Records from a dataset
• • •

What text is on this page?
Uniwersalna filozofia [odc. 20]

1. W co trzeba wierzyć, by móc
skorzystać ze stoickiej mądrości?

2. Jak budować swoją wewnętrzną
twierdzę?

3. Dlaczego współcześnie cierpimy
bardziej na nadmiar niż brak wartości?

• • •

→ **Objective**: The records above should all be quoted exactly, please.

→ **Answer in full**:
What text is on this page?
Uniwersalna filozofia [odc. 20]

1. W co trzeba wierzyć, by móc
skorzystać ze stoickiej mądrości?

2. Jak budować swoją wewnętrzną
twierdzę?

3. Dlaczego współcześnie cierpimy
bardziej na nadmiar niż brak wartości?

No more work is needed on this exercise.